Exercise directions ->
Among the entries below, find the lines with "křížení" and copy them.

Dataset content ->
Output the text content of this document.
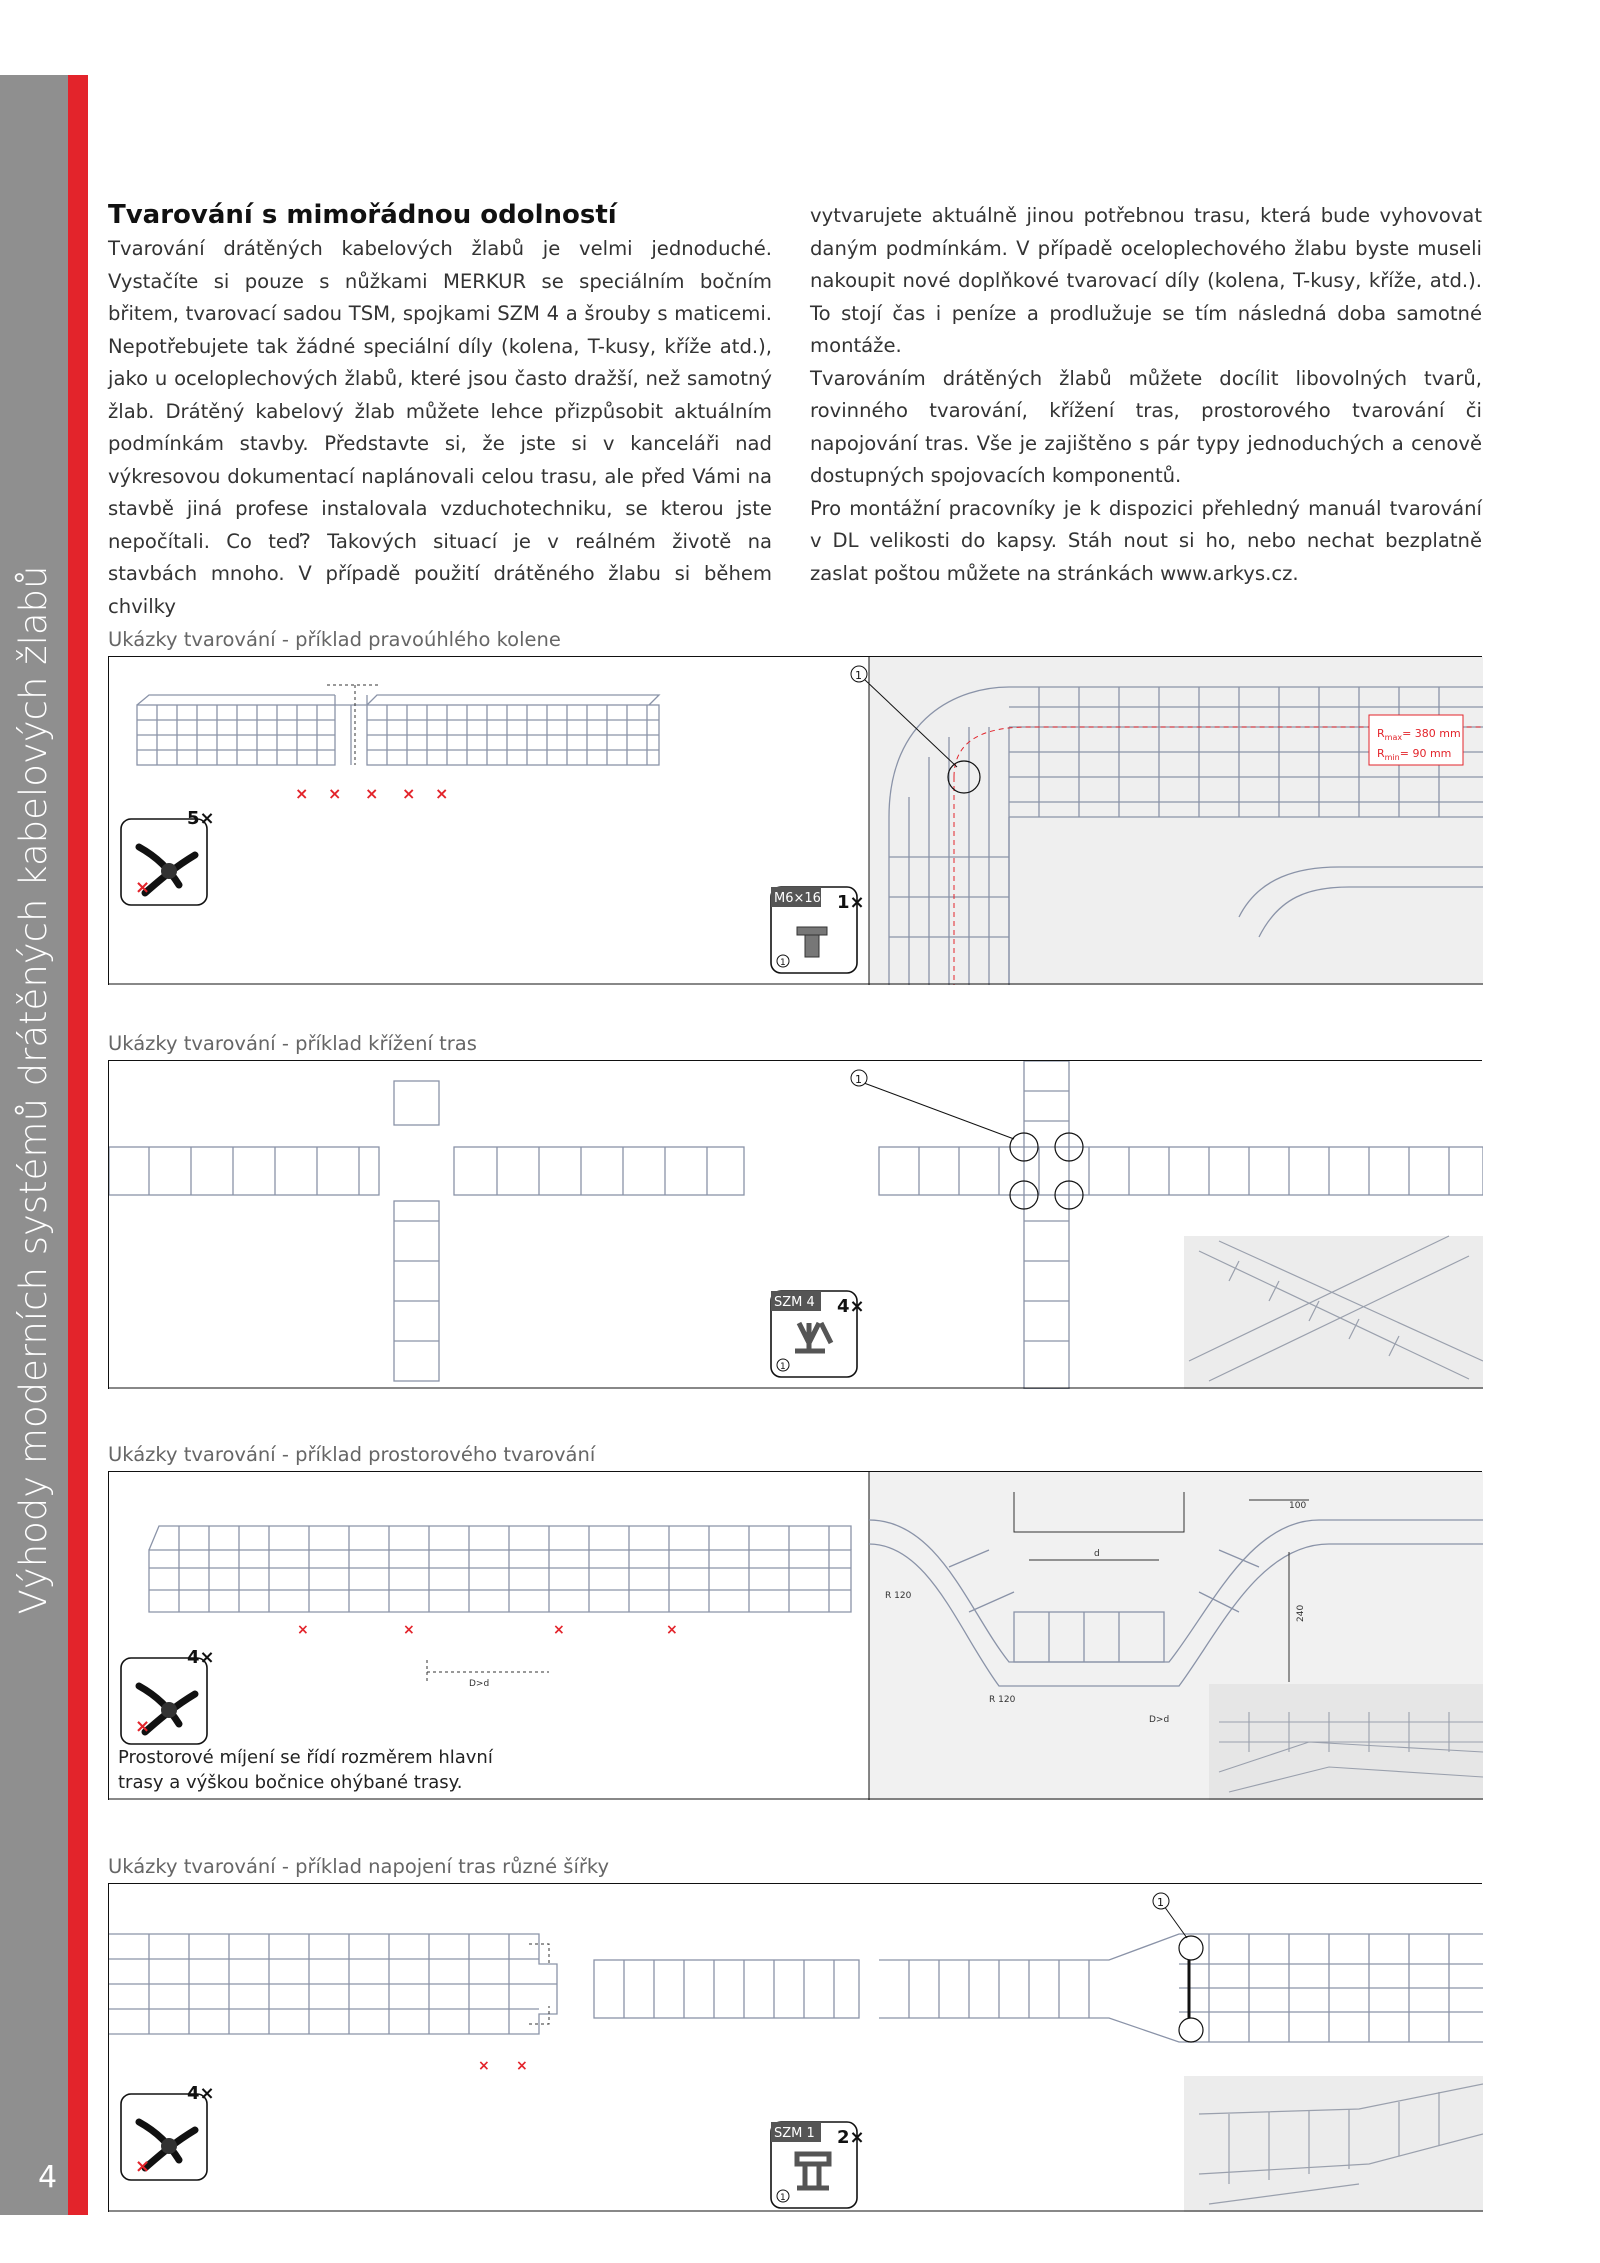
Výhody moderních systémů drátěných kabelových žlabů
4
Tvarování s mimořádnou odolností

Tvarování drátěných kabelových žlabů je velmi jednoduché. Vystačíte si pouze s nůžkami MERKUR se speciálním bočním břitem, tvarovací sadou TSM, spojkami SZM 4 a šrouby s maticemi. Nepotřebujete tak žádné speciální díly (kolena, T-kusy, kříže atd.), jako u oceloplechových žlabů, které jsou často dražší, než samotný žlab. Drátěný kabelový žlab můžete lehce přizpůsobit aktuálním podmínkám stavby. Představte si, že jste si v kanceláři nad výkresovou dokumentací naplánovali celou trasu, ale před Vámi na stavbě jiná profese instalovala vzduchotechniku, se kterou jste nepočítali. Co teď? Takových situací je v reálném životě na stavbách mnoho. V případě použití drátěného žlabu si během chvilky

vytvarujete aktuálně jinou potřebnou trasu, která bude vyhovovat daným podmínkám. V případě oceloplechového žlabu byste museli nakoupit nové doplňkové tvarovací díly (kolena, T-kusy, kříže, atd.). To stojí čas i peníze a prodlužuje se tím následná doba samotné montáže.

Tvarováním drátěných žlabů můžete docílit libovolných tvarů, rovinného tvarování, křížení tras, prostorového tvarování či napojování tras. Vše je zajištěno s pár typy jednoduchých a cenově dostupných spojovacích komponentů.

Pro montážní pracovníky je k dispozici přehledný manuál tvarování v DL velikosti do kapsy. Stáh nout si ho, nebo nechat bezplatně zaslat poštou můžete na stránkách www.arkys.cz.

Ukázky tvarování - příklad pravoúhlého kolene
× × × × ×
×
5×
1
M6×16 1×
1
$R_{max}= 380$ mm
$R_{min}= 90$ mm
Ukázky tvarování - příklad křížení tras
1
SZM 4 4×
1
Ukázky tvarování - příklad prostorového tvarování
×	×	×	×
D>d
×
4×
d
100
240
R 120
R 120
D>d
Prostorové míjení se řídí rozměrem hlavní trasy a výškou bočnice ohýbané trasy.
Ukázky tvarování - příklad napojení tras různé šířky
× ×
×
4×
1
SZM 1 2×
1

Problem solution ->
Tvarováním drátěných žlabů můžete docílit libovolných tvarů, rovinného tvarování, křížení tras, prostorového tvarování či napojování tras. Vše je zajištěno s pár typy jednoduchých a cenově dostupných spojovacích komponentů.
Ukázky tvarování - příklad křížení tras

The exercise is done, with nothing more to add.